Supplied information>

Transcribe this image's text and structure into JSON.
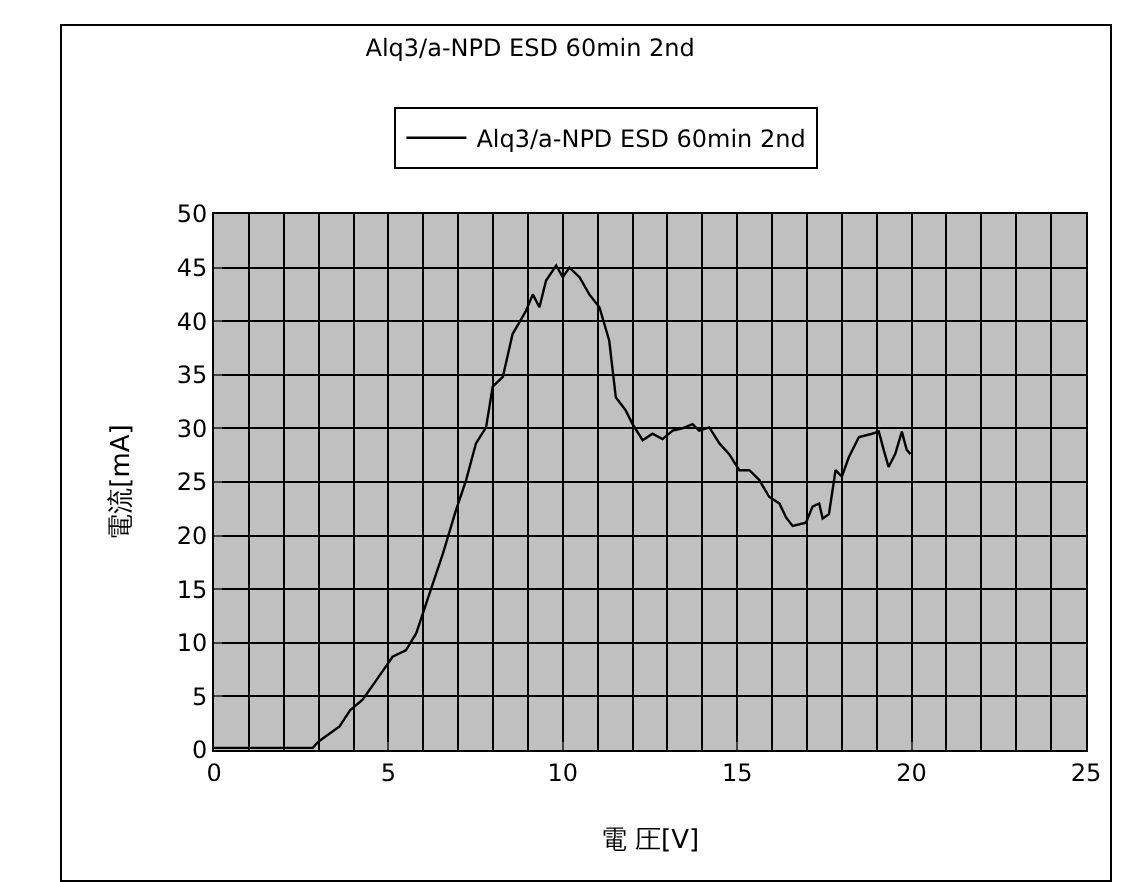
{
  "chart_data": {
    "type": "line",
    "title": "Alq3/a-NPD ESD 60min 2nd",
    "xlabel": "電 圧[V]",
    "ylabel": "電流[mA]",
    "series": [
      {
        "name": "Alq3/a-NPD ESD 60min 2nd",
        "color": "#000000",
        "x": [
          0,
          2.06,
          2.83,
          3.0,
          3.6,
          3.9,
          4.26,
          4.65,
          5.12,
          5.5,
          5.8,
          6.18,
          6.56,
          6.94,
          7.23,
          7.51,
          7.8,
          7.99,
          8.28,
          8.56,
          8.95,
          9.14,
          9.33,
          9.52,
          9.81,
          10.0,
          10.19,
          10.48,
          10.76,
          11.05,
          11.33,
          11.52,
          11.8,
          12.0,
          12.29,
          12.57,
          12.86,
          13.15,
          13.43,
          13.72,
          13.91,
          14.2,
          14.49,
          14.77,
          15.06,
          15.35,
          15.63,
          15.92,
          16.21,
          16.4,
          16.59,
          16.97,
          17.16,
          17.35,
          17.45,
          17.63,
          17.82,
          18.0,
          18.2,
          18.49,
          18.87,
          19.06,
          19.2,
          19.34,
          19.53,
          19.72,
          19.86,
          19.97
        ],
        "values": [
          0.2,
          0.2,
          0.2,
          0.8,
          2.2,
          3.7,
          4.7,
          6.5,
          8.7,
          9.3,
          10.9,
          14.6,
          18.3,
          22.4,
          25.2,
          28.6,
          30.1,
          33.9,
          34.8,
          38.8,
          41.0,
          42.5,
          41.3,
          43.8,
          45.2,
          44.1,
          45.0,
          44.1,
          42.5,
          41.3,
          38.2,
          32.9,
          31.7,
          30.4,
          28.9,
          29.5,
          29.0,
          29.8,
          30.0,
          30.4,
          29.8,
          30.1,
          28.6,
          27.6,
          26.1,
          26.1,
          25.2,
          23.6,
          23.0,
          21.7,
          20.9,
          21.2,
          22.7,
          23.0,
          21.6,
          22.0,
          26.1,
          25.5,
          27.3,
          29.2,
          29.5,
          29.7,
          28.0,
          26.4,
          27.6,
          29.7,
          28.0,
          27.6
        ]
      }
    ],
    "xlim": [
      0,
      25
    ],
    "xticks": [
      0,
      5,
      10,
      15,
      20,
      25
    ],
    "ylim": [
      0,
      50
    ],
    "yticks": [
      0,
      5,
      10,
      15,
      20,
      25,
      30,
      35,
      40,
      45,
      50
    ],
    "grid": true,
    "legend": "top",
    "marker": "none",
    "line_style": "solid"
  }
}
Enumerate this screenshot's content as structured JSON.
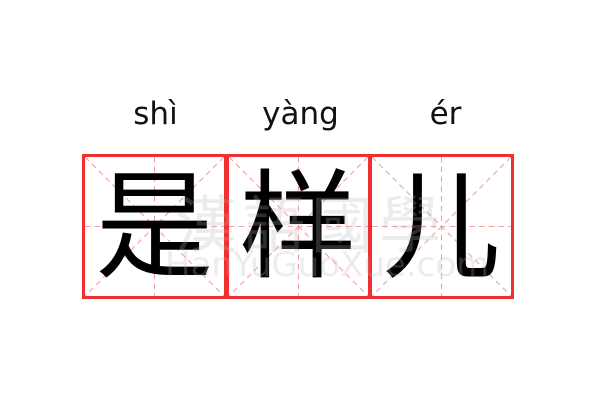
{
  "entries": [
    {
      "pinyin": "shì",
      "char": "是"
    },
    {
      "pinyin": "yàng",
      "char": "样"
    },
    {
      "pinyin": "ér",
      "char": "儿"
    }
  ],
  "watermark": {
    "cjk": "漢語國學",
    "latin": "HanYuGuoXue.com"
  },
  "colors": {
    "grid_border": "#f03030",
    "guide_lines": "#f5a0a0",
    "text": "#000000"
  }
}
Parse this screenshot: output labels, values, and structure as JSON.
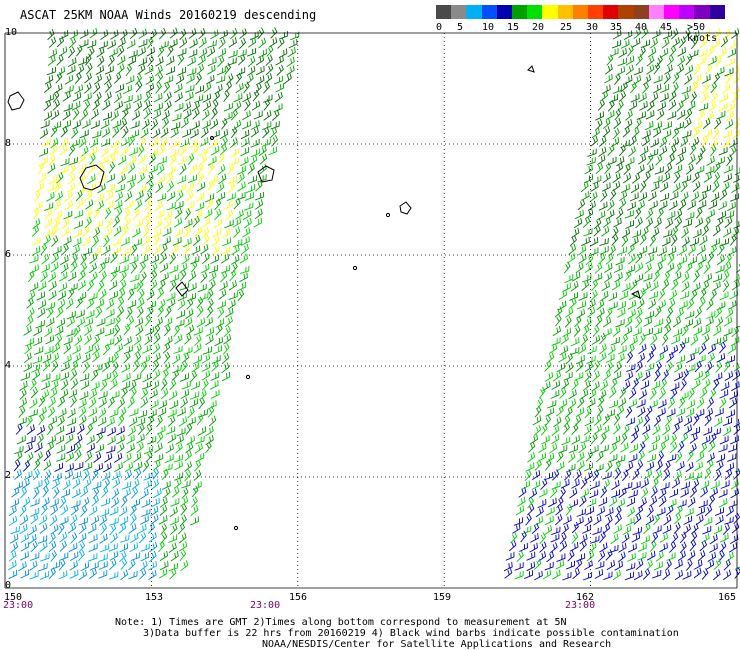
{
  "title": "ASCAT 25KM NOAA Winds 20160219 descending",
  "legend": {
    "colors": [
      "#4a4a4a",
      "#8a8a8a",
      "#00b0f0",
      "#0050ff",
      "#0000b0",
      "#00a000",
      "#00e000",
      "#ffff00",
      "#ffc000",
      "#ff8000",
      "#ff4000",
      "#e00000",
      "#b04000",
      "#904020",
      "#ff80ff",
      "#ff00ff",
      "#c000ff",
      "#8000c0",
      "#3000a0"
    ],
    "labels": [
      "0",
      "5",
      "10",
      "15",
      "20",
      "25",
      "30",
      "35",
      "40",
      "45",
      ">50 knots"
    ]
  },
  "axes": {
    "lat_ticks": [
      "10",
      "8",
      "6",
      "4",
      "2",
      "0"
    ],
    "lon_ticks": [
      "150",
      "153",
      "156",
      "159",
      "162",
      "165"
    ],
    "time_labels": [
      "23:00",
      "23:00",
      "23:00"
    ]
  },
  "swaths": [
    {
      "name": "west-swath",
      "lon_range": [
        150,
        155.6
      ],
      "time": "23:00"
    },
    {
      "name": "east-swath",
      "lon_range": [
        159.7,
        165
      ],
      "time": "23:00"
    }
  ],
  "notes": {
    "line1": "Note: 1) Times are GMT 2)Times along bottom correspond to measurement at 5N",
    "line2": "3)Data buffer is 22 hrs from 20160219 4) Black wind barbs indicate possible contamination",
    "line3": "NOAA/NESDIS/Center for Satellite Applications and Research"
  }
}
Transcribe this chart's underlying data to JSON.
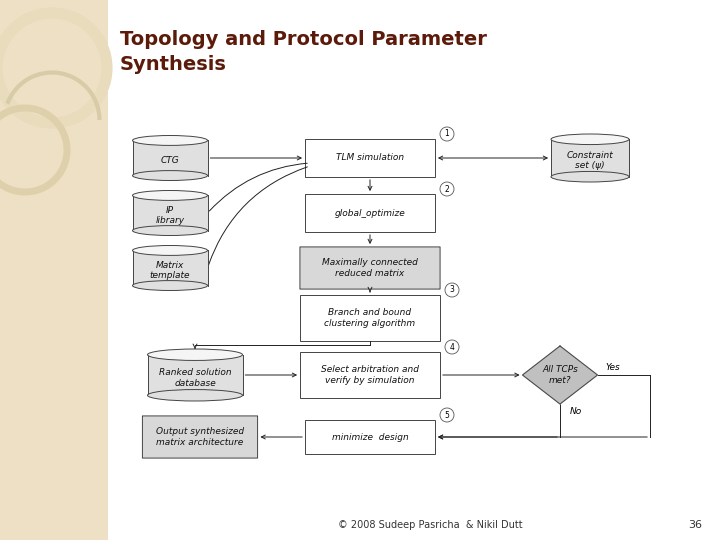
{
  "title_line1": "Topology and Protocol Parameter",
  "title_line2": "Synthesis",
  "title_color": "#5B1A0A",
  "title_fontsize": 14,
  "bg_color": "#FFFFFF",
  "slide_bg": "#EDE0C4",
  "footer_text": "© 2008 Sudeep Pasricha  & Nikil Dutt",
  "footer_num": "36",
  "shape_fill": "#E0E0E0",
  "shape_edge": "#444444",
  "box_fill": "#FFFFFF",
  "diamond_fill": "#C0C0C0",
  "rounded_fill": "#D8D8D8",
  "font_color": "#111111",
  "fontsize": 6.5
}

Task directions>
Quote the entries in full. Any image among them is to be omitted from the copy.

Solution to this exercise>
Transcribe this image's text and structure into JSON.
{
  "chart_data": {
    "type": "line",
    "title": "Alq3/a-NPD ESD 60min 2nd",
    "xlabel": "電 圧[V]",
    "ylabel": "電流[mA]",
    "series": [
      {
        "name": "Alq3/a-NPD ESD 60min 2nd",
        "color": "#000000",
        "x": [
          0,
          2.06,
          2.83,
          3.0,
          3.6,
          3.9,
          4.26,
          4.65,
          5.12,
          5.5,
          5.8,
          6.18,
          6.56,
          6.94,
          7.23,
          7.51,
          7.8,
          7.99,
          8.28,
          8.56,
          8.95,
          9.14,
          9.33,
          9.52,
          9.81,
          10.0,
          10.19,
          10.48,
          10.76,
          11.05,
          11.33,
          11.52,
          11.8,
          12.0,
          12.29,
          12.57,
          12.86,
          13.15,
          13.43,
          13.72,
          13.91,
          14.2,
          14.49,
          14.77,
          15.06,
          15.35,
          15.63,
          15.92,
          16.21,
          16.4,
          16.59,
          16.97,
          17.16,
          17.35,
          17.45,
          17.63,
          17.82,
          18.0,
          18.2,
          18.49,
          18.87,
          19.06,
          19.2,
          19.34,
          19.53,
          19.72,
          19.86,
          19.97
        ],
        "values": [
          0.2,
          0.2,
          0.2,
          0.8,
          2.2,
          3.7,
          4.7,
          6.5,
          8.7,
          9.3,
          10.9,
          14.6,
          18.3,
          22.4,
          25.2,
          28.6,
          30.1,
          33.9,
          34.8,
          38.8,
          41.0,
          42.5,
          41.3,
          43.8,
          45.2,
          44.1,
          45.0,
          44.1,
          42.5,
          41.3,
          38.2,
          32.9,
          31.7,
          30.4,
          28.9,
          29.5,
          29.0,
          29.8,
          30.0,
          30.4,
          29.8,
          30.1,
          28.6,
          27.6,
          26.1,
          26.1,
          25.2,
          23.6,
          23.0,
          21.7,
          20.9,
          21.2,
          22.7,
          23.0,
          21.6,
          22.0,
          26.1,
          25.5,
          27.3,
          29.2,
          29.5,
          29.7,
          28.0,
          26.4,
          27.6,
          29.7,
          28.0,
          27.6
        ]
      }
    ],
    "xlim": [
      0,
      25
    ],
    "xticks": [
      0,
      5,
      10,
      15,
      20,
      25
    ],
    "ylim": [
      0,
      50
    ],
    "yticks": [
      0,
      5,
      10,
      15,
      20,
      25,
      30,
      35,
      40,
      45,
      50
    ],
    "grid": true,
    "legend": "top",
    "marker": "none",
    "line_style": "solid"
  }
}
Enumerate this screenshot's content as structured JSON.
{
  "entries": [
    {
      "pinyin": "shì",
      "char": "是"
    },
    {
      "pinyin": "yàng",
      "char": "样"
    },
    {
      "pinyin": "ér",
      "char": "儿"
    }
  ],
  "watermark": {
    "cjk": "漢語國學",
    "latin": "HanYuGuoXue.com"
  },
  "colors": {
    "grid_border": "#f03030",
    "guide_lines": "#f5a0a0",
    "text": "#000000"
  }
}
Parse this screenshot: output labels, values, and structure as JSON.
{
  "title": "ASCAT 25KM NOAA Winds 20160219 descending",
  "legend": {
    "colors": [
      "#4a4a4a",
      "#8a8a8a",
      "#00b0f0",
      "#0050ff",
      "#0000b0",
      "#00a000",
      "#00e000",
      "#ffff00",
      "#ffc000",
      "#ff8000",
      "#ff4000",
      "#e00000",
      "#b04000",
      "#904020",
      "#ff80ff",
      "#ff00ff",
      "#c000ff",
      "#8000c0",
      "#3000a0"
    ],
    "labels": [
      "0",
      "5",
      "10",
      "15",
      "20",
      "25",
      "30",
      "35",
      "40",
      "45",
      ">50 knots"
    ]
  },
  "axes": {
    "lat_ticks": [
      "10",
      "8",
      "6",
      "4",
      "2",
      "0"
    ],
    "lon_ticks": [
      "150",
      "153",
      "156",
      "159",
      "162",
      "165"
    ],
    "time_labels": [
      "23:00",
      "23:00",
      "23:00"
    ]
  },
  "swaths": [
    {
      "name": "west-swath",
      "lon_range": [
        150,
        155.6
      ],
      "time": "23:00"
    },
    {
      "name": "east-swath",
      "lon_range": [
        159.7,
        165
      ],
      "time": "23:00"
    }
  ],
  "notes": {
    "line1": "Note: 1) Times are GMT 2)Times along bottom correspond to measurement at 5N",
    "line2": "3)Data buffer is 22 hrs from 20160219 4) Black wind barbs indicate possible contamination",
    "line3": "NOAA/NESDIS/Center for Satellite Applications and Research"
  }
}
Transcribe this chart's underlying data to JSON.
{
  "title_line1": "Topology and Protocol Parameter",
  "title_line2": "Synthesis",
  "title_color": "#5B1A0A",
  "title_fontsize": 14,
  "bg_color": "#FFFFFF",
  "slide_bg": "#EDE0C4",
  "footer_text": "© 2008 Sudeep Pasricha  & Nikil Dutt",
  "footer_num": "36",
  "shape_fill": "#E0E0E0",
  "shape_edge": "#444444",
  "box_fill": "#FFFFFF",
  "diamond_fill": "#C0C0C0",
  "rounded_fill": "#D8D8D8",
  "font_color": "#111111",
  "fontsize": 6.5
}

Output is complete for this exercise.